GIVEN INSTRUCTION: Your job is to retype all of the data word for word, leaving every image out.

....

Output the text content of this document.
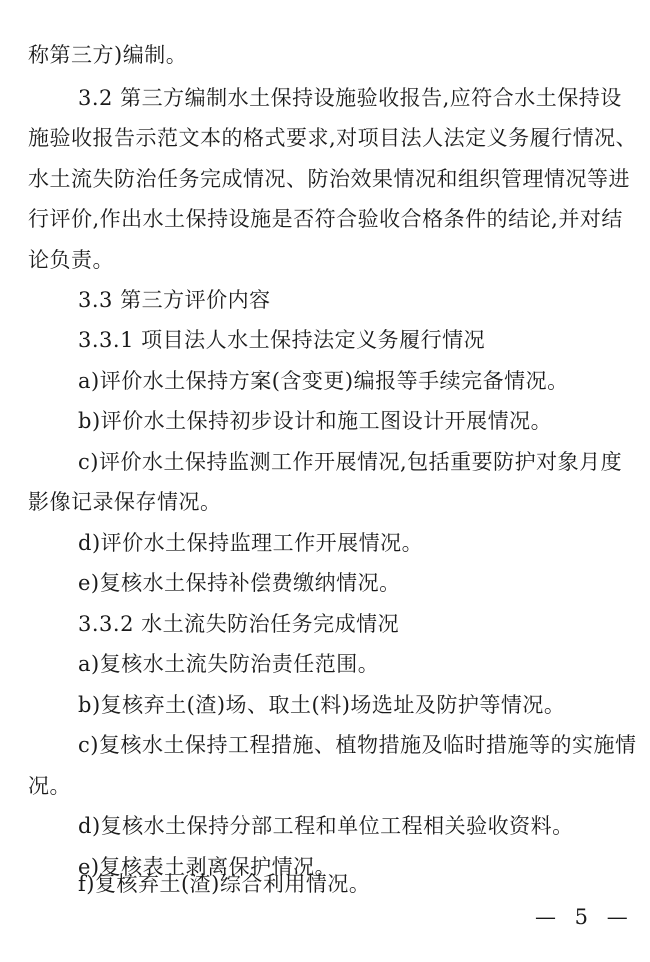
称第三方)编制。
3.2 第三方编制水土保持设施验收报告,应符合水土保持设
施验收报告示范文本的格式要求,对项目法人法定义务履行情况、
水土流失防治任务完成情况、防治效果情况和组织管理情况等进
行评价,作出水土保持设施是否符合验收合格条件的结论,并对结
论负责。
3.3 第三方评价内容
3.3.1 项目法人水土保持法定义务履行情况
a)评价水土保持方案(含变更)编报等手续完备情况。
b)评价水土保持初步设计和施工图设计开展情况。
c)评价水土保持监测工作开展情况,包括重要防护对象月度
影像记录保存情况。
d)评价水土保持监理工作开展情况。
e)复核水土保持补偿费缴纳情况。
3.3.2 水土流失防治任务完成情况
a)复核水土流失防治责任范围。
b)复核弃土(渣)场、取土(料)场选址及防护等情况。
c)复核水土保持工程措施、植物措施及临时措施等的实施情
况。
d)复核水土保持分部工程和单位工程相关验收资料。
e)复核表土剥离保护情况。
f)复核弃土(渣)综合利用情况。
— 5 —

....

TASK RESULT:
Output the text content of this document.
称第三方)编制。
3.2 第三方编制水土保持设施验收报告,应符合水土保持设
施验收报告示范文本的格式要求,对项目法人法定义务履行情况、
水土流失防治任务完成情况、防治效果情况和组织管理情况等进
行评价,作出水土保持设施是否符合验收合格条件的结论,并对结
论负责。
3.3 第三方评价内容
3.3.1 项目法人水土保持法定义务履行情况
a)评价水土保持方案(含变更)编报等手续完备情况。
b)评价水土保持初步设计和施工图设计开展情况。
c)评价水土保持监测工作开展情况,包括重要防护对象月度
影像记录保存情况。
d)评价水土保持监理工作开展情况。
e)复核水土保持补偿费缴纳情况。
3.3.2 水土流失防治任务完成情况
a)复核水土流失防治责任范围。
b)复核弃土(渣)场、取土(料)场选址及防护等情况。
c)复核水土保持工程措施、植物措施及临时措施等的实施情
况。
d)复核水土保持分部工程和单位工程相关验收资料。
e)复核表土剥离保护情况。
f)复核弃土(渣)综合利用情况。
— 5 —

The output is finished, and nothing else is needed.